Job 1:
In the entries, from the first line through the line containing "option-b: b) Aprobaciones.", inclusive, swap "marked-answer" for "correct-answer" and leave everything else unchanged.

· · · · · · ·

In terms of the reasons why they chose to attack, these are the three main reasons. Which you can find more about in the three different analysis articles below. In terms of the exact date, I'd say it was due to the shift in IDF forces in the region at that time.

First, the policies of the far-right Israeli government enabling settler violence in the occupied West Bank and Jerusalem led to a sense of desperation among Palestinians and growing demands for a reaction. At the same time, the rising tensions in the West Bank caused by these policies necessitated the shift of Israeli forces away from the south and into the north to guard the settlements. This gave Hamas both a justification and an opportunity to attack.

Second, the Hamas leadership felt compelled to act due to the acceleration of Arab-Israeli normalisation. In recent years, this process further diminished the significance of the Palestinian issue for Arab leaders who became less keen on pressuring Israel on this matter.

Third, Hamas was emboldened after it managed to repair its ties with Iran. In recent years, the movement had to reconsider the political position it assumed in the wake of the Arab Spring in 2011, in opposition to Iran and its ally, the Syrian regime.

Before October 7, the group not only limited its own rocket attacks on Israel but also publicly punished those who instigated attacks within Gaza to break the fragile ceasefires. Hamas has let the Palestinian Islamic Jihad (PIJ) fight Israel alone, not joining the fray between Israel and the PIJ in August 2022 or in May 2023.

At the same time, there was incendiary far-right political rhetoric and rising levels of violence against Palestinians. Both 2021 and 2022 set records as the deadliest years for Palestinians, as the Netanyahu government green-lit the expansion of settlements in the West Bank and settlers themselves conducted pogroms against Palestinians.

· · · · · · ·

Job 2:
Copy the passage about Hamas's reasons for attacking, between "Third, Hamas was" and "the Syrian regime.", inclusive.

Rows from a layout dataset

· · · · · · ·

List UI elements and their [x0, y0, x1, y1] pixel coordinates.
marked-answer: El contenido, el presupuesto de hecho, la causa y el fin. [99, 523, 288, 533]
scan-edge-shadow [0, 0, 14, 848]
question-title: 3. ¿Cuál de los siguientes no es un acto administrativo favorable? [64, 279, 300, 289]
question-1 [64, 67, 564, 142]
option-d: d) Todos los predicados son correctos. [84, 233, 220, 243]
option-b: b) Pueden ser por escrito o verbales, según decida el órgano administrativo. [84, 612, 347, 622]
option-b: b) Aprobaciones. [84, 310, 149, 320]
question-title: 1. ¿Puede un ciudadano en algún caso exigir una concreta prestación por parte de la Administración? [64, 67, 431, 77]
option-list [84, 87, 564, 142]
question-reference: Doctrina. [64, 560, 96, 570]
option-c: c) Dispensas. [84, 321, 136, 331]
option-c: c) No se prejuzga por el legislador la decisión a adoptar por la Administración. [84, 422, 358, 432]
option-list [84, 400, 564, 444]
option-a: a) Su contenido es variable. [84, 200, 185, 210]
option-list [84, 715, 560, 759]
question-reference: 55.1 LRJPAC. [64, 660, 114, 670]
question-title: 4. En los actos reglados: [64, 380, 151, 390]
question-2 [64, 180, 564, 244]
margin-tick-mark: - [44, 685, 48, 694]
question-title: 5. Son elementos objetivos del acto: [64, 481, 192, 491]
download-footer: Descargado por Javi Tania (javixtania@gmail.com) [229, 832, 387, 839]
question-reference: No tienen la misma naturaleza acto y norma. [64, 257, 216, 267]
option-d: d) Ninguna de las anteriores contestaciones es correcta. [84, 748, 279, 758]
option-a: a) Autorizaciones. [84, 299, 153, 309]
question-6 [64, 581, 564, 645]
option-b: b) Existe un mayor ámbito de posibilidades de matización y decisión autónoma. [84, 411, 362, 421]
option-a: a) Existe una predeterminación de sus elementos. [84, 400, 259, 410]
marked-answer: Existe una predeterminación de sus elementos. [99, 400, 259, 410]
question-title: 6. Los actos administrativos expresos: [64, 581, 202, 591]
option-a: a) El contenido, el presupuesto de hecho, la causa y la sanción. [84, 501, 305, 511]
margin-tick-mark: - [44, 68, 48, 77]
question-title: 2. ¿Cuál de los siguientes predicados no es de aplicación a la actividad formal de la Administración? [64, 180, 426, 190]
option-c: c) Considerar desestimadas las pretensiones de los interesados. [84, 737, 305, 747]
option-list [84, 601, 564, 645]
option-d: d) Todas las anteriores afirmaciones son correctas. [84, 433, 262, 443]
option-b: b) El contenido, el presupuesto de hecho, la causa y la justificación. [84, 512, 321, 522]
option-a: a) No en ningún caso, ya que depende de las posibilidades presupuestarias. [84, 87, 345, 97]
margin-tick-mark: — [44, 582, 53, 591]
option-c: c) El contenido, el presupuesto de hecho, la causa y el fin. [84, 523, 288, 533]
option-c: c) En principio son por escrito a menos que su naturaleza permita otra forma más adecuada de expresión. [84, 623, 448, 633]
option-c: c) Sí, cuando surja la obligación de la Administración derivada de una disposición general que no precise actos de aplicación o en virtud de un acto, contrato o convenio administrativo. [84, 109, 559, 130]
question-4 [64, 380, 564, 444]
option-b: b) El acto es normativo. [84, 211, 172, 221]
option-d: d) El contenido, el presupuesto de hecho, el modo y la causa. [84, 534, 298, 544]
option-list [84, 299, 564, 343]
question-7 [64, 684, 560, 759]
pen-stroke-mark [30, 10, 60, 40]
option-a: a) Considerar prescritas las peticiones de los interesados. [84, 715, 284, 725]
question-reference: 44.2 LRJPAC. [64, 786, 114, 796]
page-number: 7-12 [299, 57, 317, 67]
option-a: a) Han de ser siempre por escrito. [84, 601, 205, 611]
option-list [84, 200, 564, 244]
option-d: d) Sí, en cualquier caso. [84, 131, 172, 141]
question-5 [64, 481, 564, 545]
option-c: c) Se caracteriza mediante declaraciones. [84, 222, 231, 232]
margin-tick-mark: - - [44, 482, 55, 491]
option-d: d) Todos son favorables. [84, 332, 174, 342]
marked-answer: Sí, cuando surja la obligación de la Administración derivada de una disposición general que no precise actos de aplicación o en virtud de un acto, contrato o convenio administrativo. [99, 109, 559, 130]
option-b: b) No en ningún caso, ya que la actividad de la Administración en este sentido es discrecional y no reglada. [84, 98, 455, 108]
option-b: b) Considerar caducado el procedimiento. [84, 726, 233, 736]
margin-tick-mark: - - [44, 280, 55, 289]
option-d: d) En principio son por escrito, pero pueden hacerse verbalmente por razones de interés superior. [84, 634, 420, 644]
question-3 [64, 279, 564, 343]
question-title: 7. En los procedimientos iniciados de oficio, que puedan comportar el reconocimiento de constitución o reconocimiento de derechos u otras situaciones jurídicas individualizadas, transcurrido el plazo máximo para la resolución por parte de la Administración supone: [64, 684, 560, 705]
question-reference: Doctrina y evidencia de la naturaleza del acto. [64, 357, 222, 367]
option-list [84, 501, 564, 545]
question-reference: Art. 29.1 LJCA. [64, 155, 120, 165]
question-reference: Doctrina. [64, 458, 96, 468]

· · · · · · ·

Task solution 1:
List UI elements and their [x0, y0, x1, y1] pixel coordinates.
correct-answer: El contenido, el presupuesto de hecho, la causa y el fin. [99, 523, 288, 533]
scan-edge-shadow [0, 0, 14, 848]
question-title: 3. ¿Cuál de los siguientes no es un acto administrativo favorable? [64, 279, 300, 289]
question-1 [64, 67, 564, 142]
option-d: d) Todos los predicados son correctos. [84, 233, 220, 243]
option-b: b) Pueden ser por escrito o verbales, según decida el órgano administrativo. [84, 612, 347, 622]
option-b: b) Aprobaciones. [84, 310, 149, 320]

Task solution 2:
Third, Hamas was emboldened after it managed to repair its ties with Iran. In recent years, the movement had to reconsider the political position it assumed in the wake of the Arab Spring in 2011, in opposition to Iran and its ally, the Syrian regime.